CHALLENGE: Omit the pictures and return every entry exactly as written.

— START —

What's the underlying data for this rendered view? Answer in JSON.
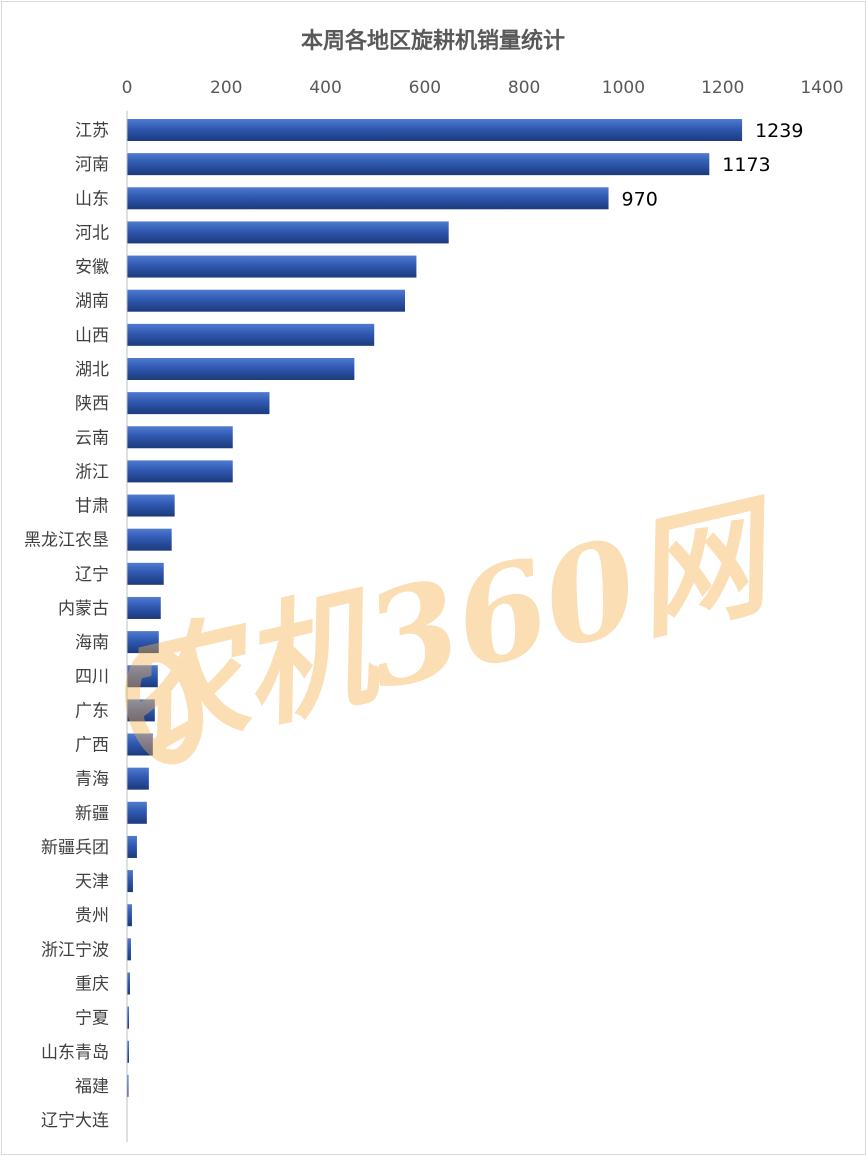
{
  "chart_data": {
    "type": "bar",
    "orientation": "horizontal",
    "title": "本周各地区旋耕机销量统计",
    "xlabel": "",
    "ylabel": "",
    "xlim": [
      0,
      1400
    ],
    "xticks": [
      0,
      200,
      400,
      600,
      800,
      1000,
      1200,
      1400
    ],
    "axis_position": "top",
    "grid": false,
    "legend": "none",
    "categories": [
      "江苏",
      "河南",
      "山东",
      "河北",
      "安徽",
      "湖南",
      "山西",
      "湖北",
      "陕西",
      "云南",
      "浙江",
      "甘肃",
      "黑龙江农垦",
      "辽宁",
      "内蒙古",
      "海南",
      "四川",
      "广东",
      "广西",
      "青海",
      "新疆",
      "新疆兵团",
      "天津",
      "贵州",
      "浙江宁波",
      "重庆",
      "宁夏",
      "山东青岛",
      "福建",
      "辽宁大连"
    ],
    "values": [
      1239,
      1173,
      970,
      648,
      583,
      560,
      498,
      458,
      287,
      213,
      213,
      96,
      90,
      74,
      68,
      64,
      62,
      56,
      52,
      44,
      40,
      20,
      12,
      10,
      8,
      6,
      4,
      4,
      3,
      1
    ],
    "data_labels": {
      "0": "1239",
      "1": "1173",
      "2": "970"
    },
    "bar_color": "#2f58b0",
    "bar_color_dark": "#1c3a7c"
  },
  "watermark": {
    "text": "农机360网",
    "color": "#f6b14f"
  }
}
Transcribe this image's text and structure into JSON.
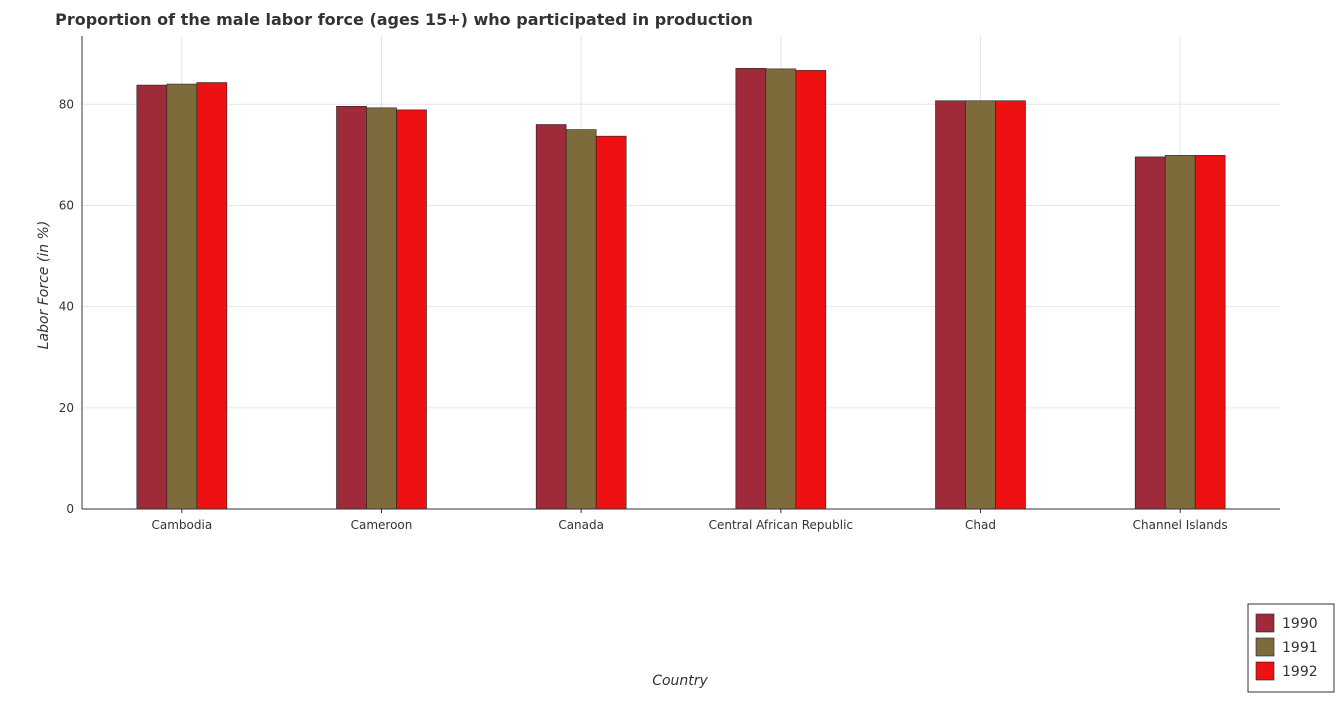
{
  "chart_data": {
    "type": "bar",
    "title": "Proportion of the male labor force (ages 15+) who participated in production",
    "xlabel": "Country",
    "ylabel": "Labor Force (in %)",
    "categories": [
      "Cambodia",
      "Cameroon",
      "Canada",
      "Central African Republic",
      "Chad",
      "Channel Islands"
    ],
    "series": [
      {
        "name": "1990",
        "color": "#9e2a3a",
        "values": [
          83.8,
          79.6,
          76.0,
          87.1,
          80.7,
          69.6
        ]
      },
      {
        "name": "1991",
        "color": "#7d6b3c",
        "values": [
          84.0,
          79.3,
          75.0,
          87.0,
          80.7,
          69.9
        ]
      },
      {
        "name": "1992",
        "color": "#ee1111",
        "values": [
          84.3,
          78.9,
          73.7,
          86.7,
          80.7,
          69.9
        ]
      }
    ],
    "ylim": [
      0,
      93.5
    ],
    "yticks": [
      0,
      20,
      40,
      60,
      80
    ],
    "grid": true,
    "legend_position": "bottom-right"
  }
}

— END —

EXERCISE RESULT:
What's the underlying data for this rendered view? Answer in JSON.
{
  "chart_data": {
    "type": "bar",
    "orientation": "horizontal",
    "title": "本周各地区旋耕机销量统计",
    "xlabel": "",
    "ylabel": "",
    "xlim": [
      0,
      1400
    ],
    "xticks": [
      0,
      200,
      400,
      600,
      800,
      1000,
      1200,
      1400
    ],
    "axis_position": "top",
    "grid": false,
    "legend": "none",
    "categories": [
      "江苏",
      "河南",
      "山东",
      "河北",
      "安徽",
      "湖南",
      "山西",
      "湖北",
      "陕西",
      "云南",
      "浙江",
      "甘肃",
      "黑龙江农垦",
      "辽宁",
      "内蒙古",
      "海南",
      "四川",
      "广东",
      "广西",
      "青海",
      "新疆",
      "新疆兵团",
      "天津",
      "贵州",
      "浙江宁波",
      "重庆",
      "宁夏",
      "山东青岛",
      "福建",
      "辽宁大连"
    ],
    "values": [
      1239,
      1173,
      970,
      648,
      583,
      560,
      498,
      458,
      287,
      213,
      213,
      96,
      90,
      74,
      68,
      64,
      62,
      56,
      52,
      44,
      40,
      20,
      12,
      10,
      8,
      6,
      4,
      4,
      3,
      1
    ],
    "data_labels": {
      "0": "1239",
      "1": "1173",
      "2": "970"
    },
    "bar_color": "#2f58b0",
    "bar_color_dark": "#1c3a7c"
  },
  "watermark": {
    "text": "农机360网",
    "color": "#f6b14f"
  }
}
Transcribe this image's text and structure into JSON.
{
  "chart_data": {
    "type": "bar",
    "title": "Proportion of the male labor force (ages 15+) who participated in production",
    "xlabel": "Country",
    "ylabel": "Labor Force (in %)",
    "categories": [
      "Cambodia",
      "Cameroon",
      "Canada",
      "Central African Republic",
      "Chad",
      "Channel Islands"
    ],
    "series": [
      {
        "name": "1990",
        "color": "#9e2a3a",
        "values": [
          83.8,
          79.6,
          76.0,
          87.1,
          80.7,
          69.6
        ]
      },
      {
        "name": "1991",
        "color": "#7d6b3c",
        "values": [
          84.0,
          79.3,
          75.0,
          87.0,
          80.7,
          69.9
        ]
      },
      {
        "name": "1992",
        "color": "#ee1111",
        "values": [
          84.3,
          78.9,
          73.7,
          86.7,
          80.7,
          69.9
        ]
      }
    ],
    "ylim": [
      0,
      93.5
    ],
    "yticks": [
      0,
      20,
      40,
      60,
      80
    ],
    "grid": true,
    "legend_position": "bottom-right"
  }
}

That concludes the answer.